(The exercise)
Scan the material that follows. Copy every line containing the word "discount".
━━━━━ Working data ━━━━━
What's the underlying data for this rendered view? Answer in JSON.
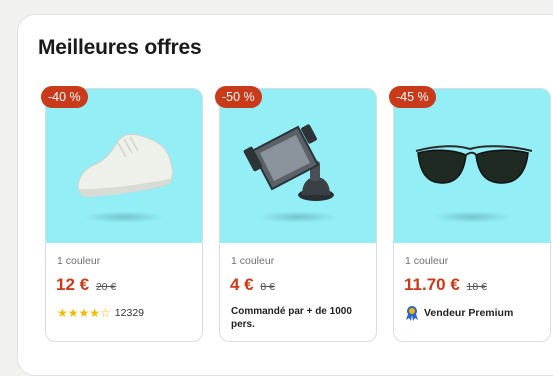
{
  "section": {
    "title": "Meilleures offres"
  },
  "products": [
    {
      "discount": "-40 %",
      "colors": "1 couleur",
      "price": "12 €",
      "old_price": "20 €",
      "stars": "★★★★☆",
      "reviews": "12329",
      "icon": "sneaker-image"
    },
    {
      "discount": "-50 %",
      "colors": "1 couleur",
      "price": "4 €",
      "old_price": "8 €",
      "note": "Commandé par + de 1000 pers.",
      "icon": "phone-holder-image"
    },
    {
      "discount": "-45 %",
      "colors": "1 couleur",
      "price": "11.70 €",
      "old_price": "18 €",
      "seller_label": "Vendeur Premium",
      "icon": "sunglasses-image"
    }
  ],
  "colors": {
    "accent": "#c93a1a",
    "image_bg": "#93eef6",
    "star": "#f5b800"
  }
}
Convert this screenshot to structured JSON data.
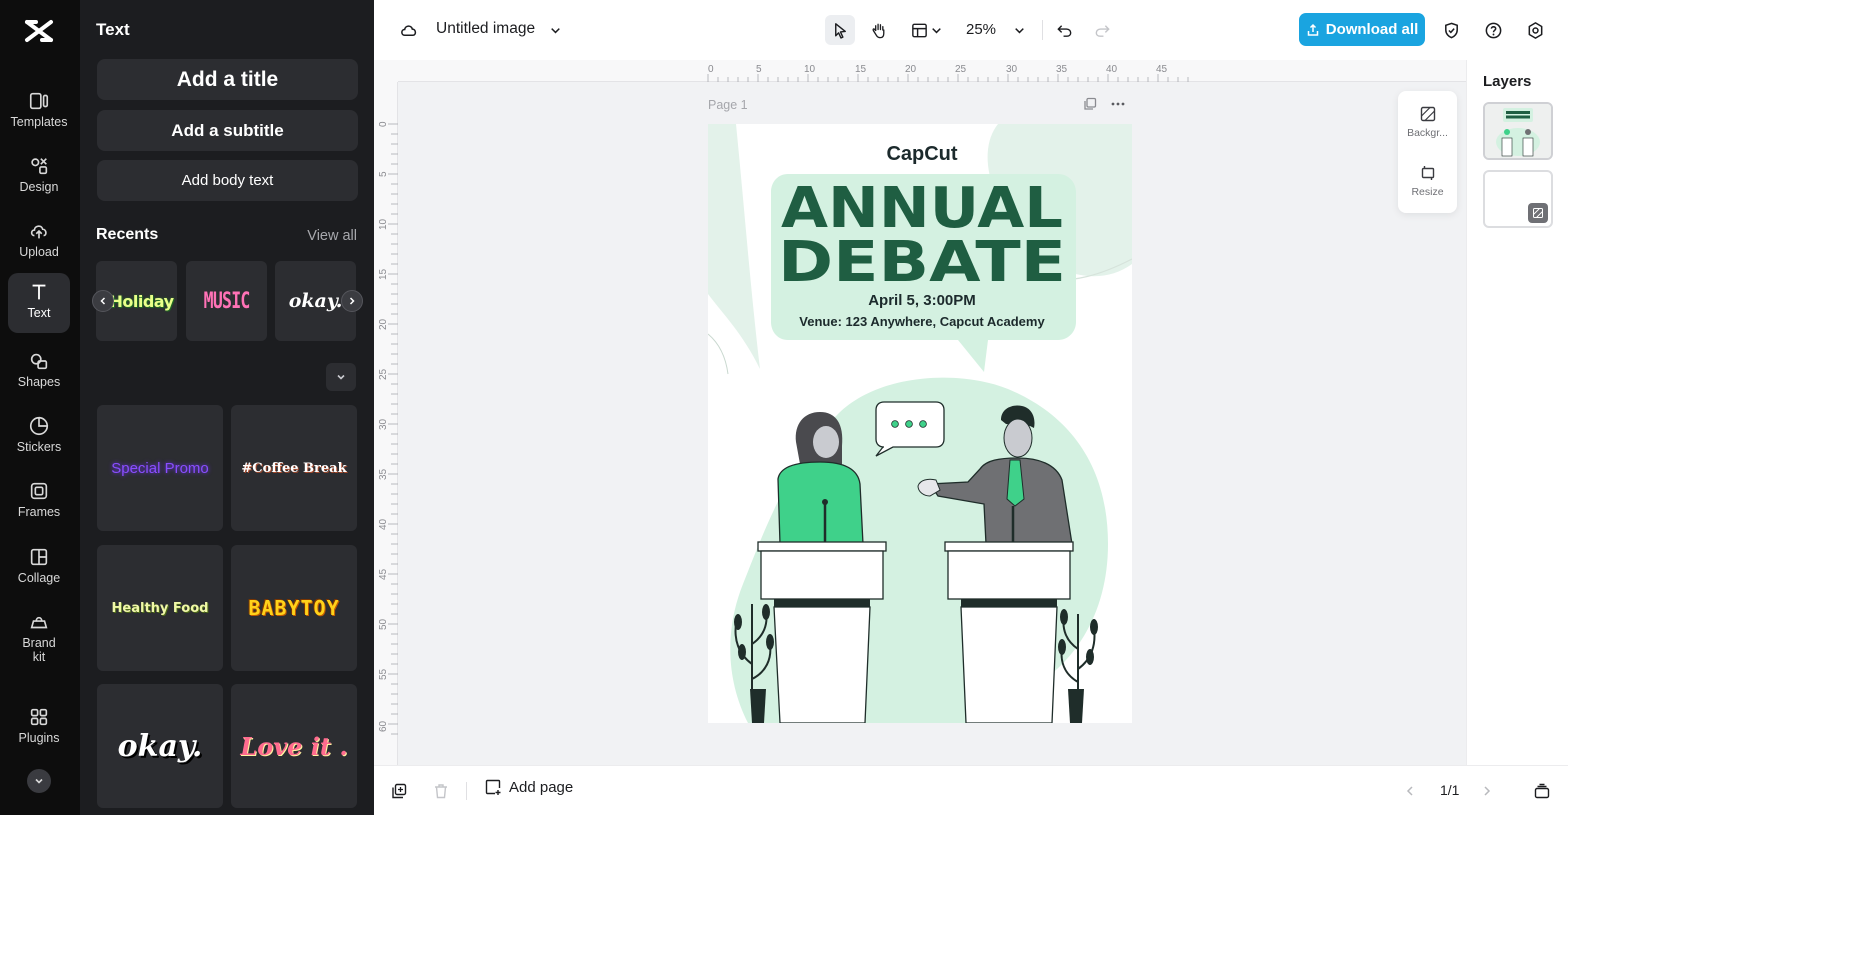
{
  "app": {
    "title": "Untitled image",
    "zoom": "25%",
    "download_label": "Download all"
  },
  "rail": {
    "items": [
      {
        "label": "Templates",
        "icon": "templates-icon"
      },
      {
        "label": "Design",
        "icon": "design-icon"
      },
      {
        "label": "Upload",
        "icon": "upload-icon"
      },
      {
        "label": "Text",
        "icon": "text-icon",
        "active": true
      },
      {
        "label": "Shapes",
        "icon": "shapes-icon"
      },
      {
        "label": "Stickers",
        "icon": "stickers-icon"
      },
      {
        "label": "Frames",
        "icon": "frames-icon"
      },
      {
        "label": "Collage",
        "icon": "collage-icon"
      },
      {
        "label": "Brand kit",
        "icon": "brand-kit-icon"
      },
      {
        "label": "Plugins",
        "icon": "plugins-icon"
      }
    ]
  },
  "panel": {
    "title": "Text",
    "add_title": "Add a title",
    "add_subtitle": "Add a subtitle",
    "add_body": "Add body text",
    "recents_heading": "Recents",
    "view_all": "View all",
    "recents": [
      "Holiday",
      "MUSIC",
      "okay."
    ],
    "presets": [
      "Special Promo",
      "#Coffee Break",
      "Healthy Food",
      "BABYTOY",
      "okay.",
      "Love it ."
    ]
  },
  "canvas": {
    "page_label": "Page 1",
    "ruler_h": [
      "0",
      "5",
      "10",
      "15",
      "20",
      "25",
      "30",
      "35",
      "40",
      "45"
    ],
    "ruler_v": [
      "0",
      "5",
      "10",
      "15",
      "20",
      "25",
      "30",
      "35",
      "40",
      "45",
      "50",
      "55",
      "60"
    ],
    "poster": {
      "brand": "CapCut",
      "line1": "ANNUAL",
      "line2": "DEBATE",
      "date": "April 5,  3:00PM",
      "venue": "Venue: 123 Anywhere, Capcut Academy",
      "colors": {
        "dark_green": "#1f5e42",
        "mint": "#d4f1e1",
        "light_mint": "#e3f2ea",
        "accent_green": "#3fd18a"
      }
    },
    "floating_tools": [
      "Backgr...",
      "Resize"
    ]
  },
  "layers": {
    "heading": "Layers"
  },
  "bottom": {
    "add_page": "Add page",
    "pager": "1/1"
  }
}
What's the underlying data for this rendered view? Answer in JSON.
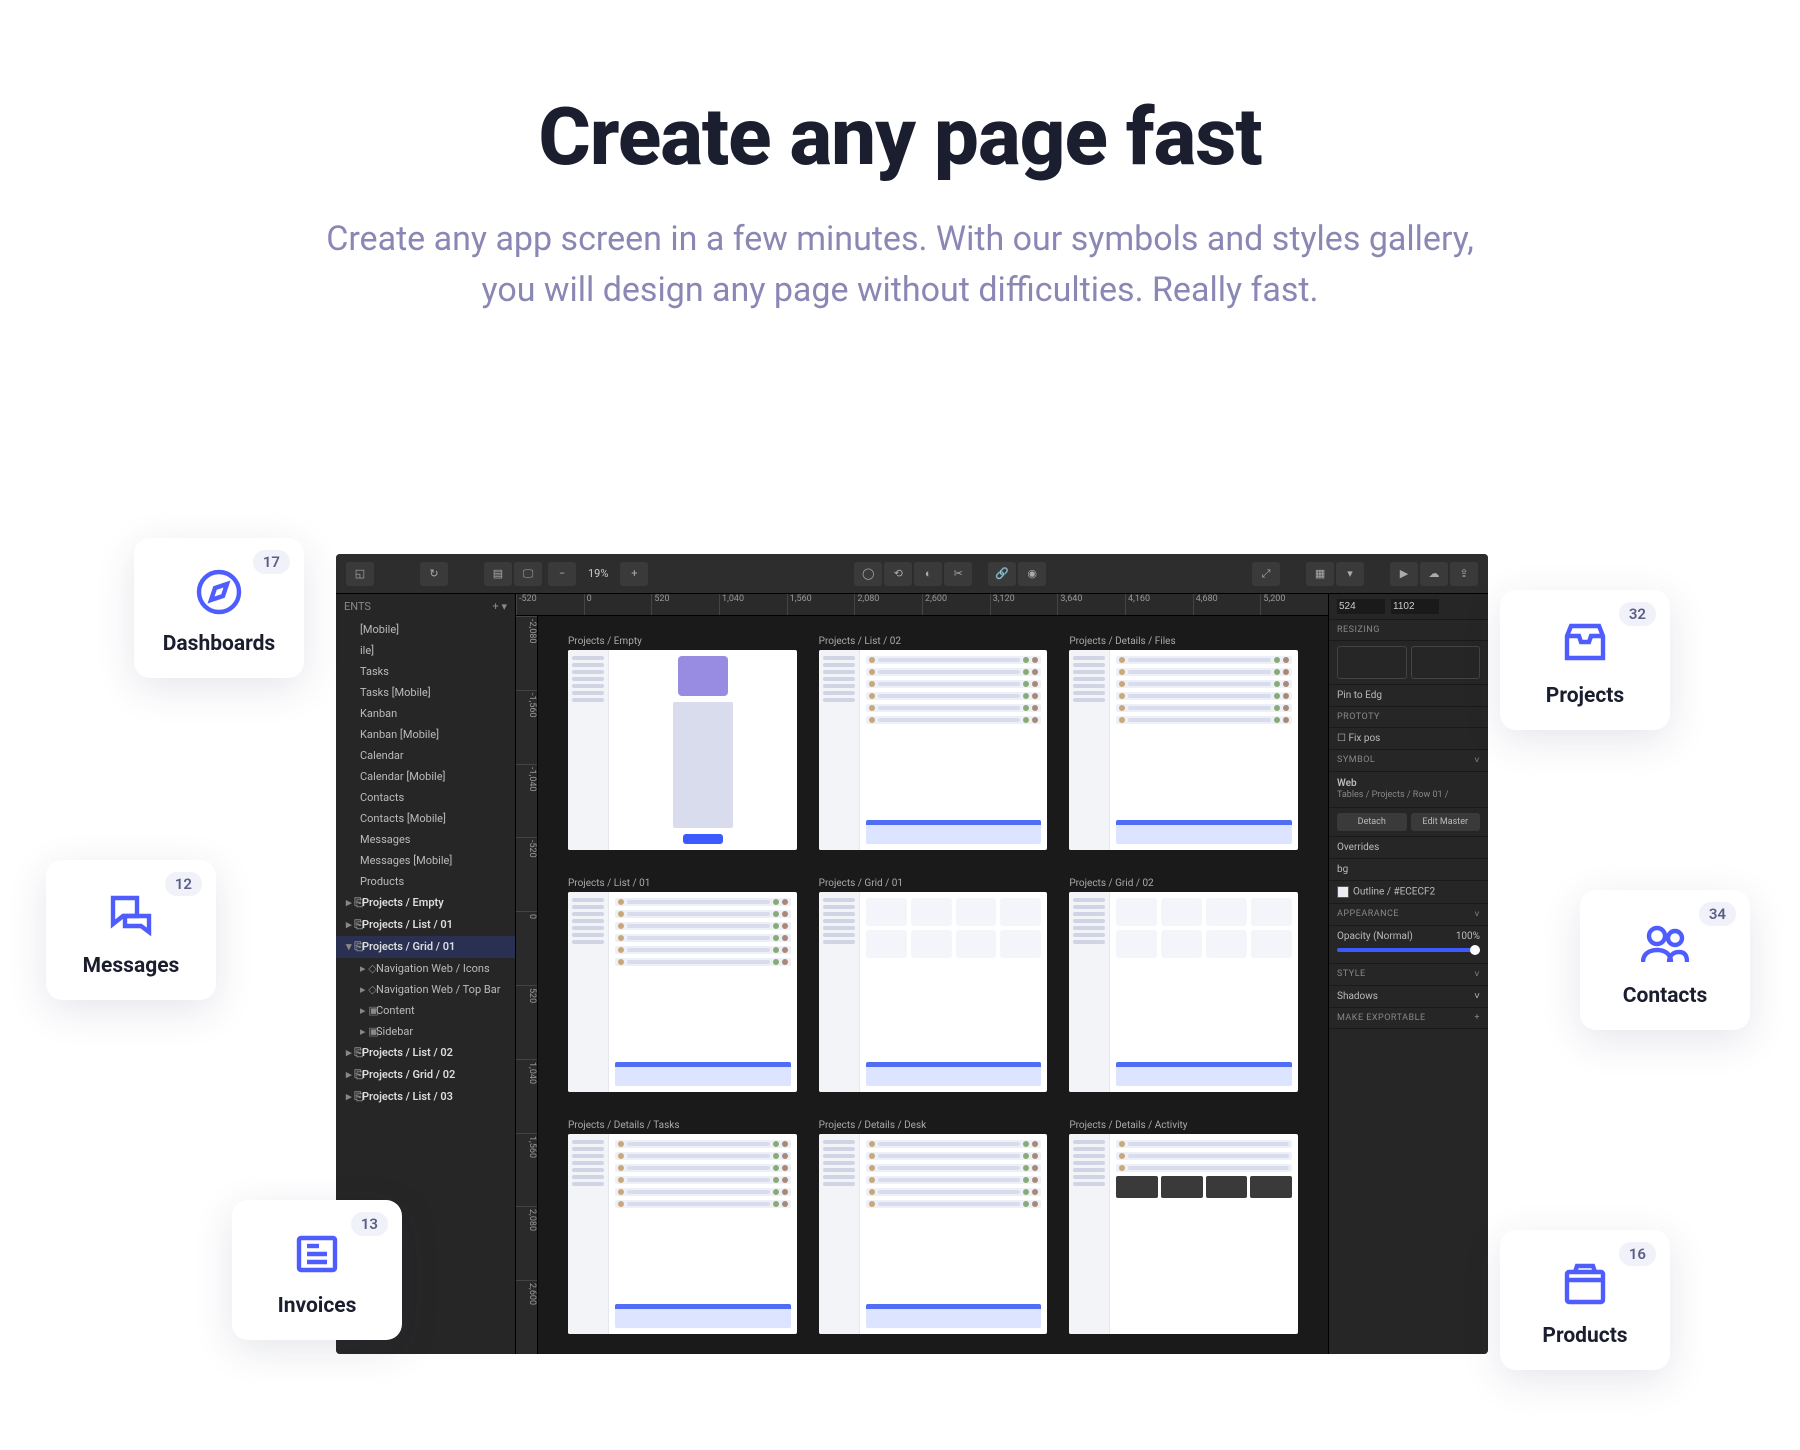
━━━━━
(The response)
      "discount": "-40 %",
      "discount": "-50 %",
      "discount": "-45 %",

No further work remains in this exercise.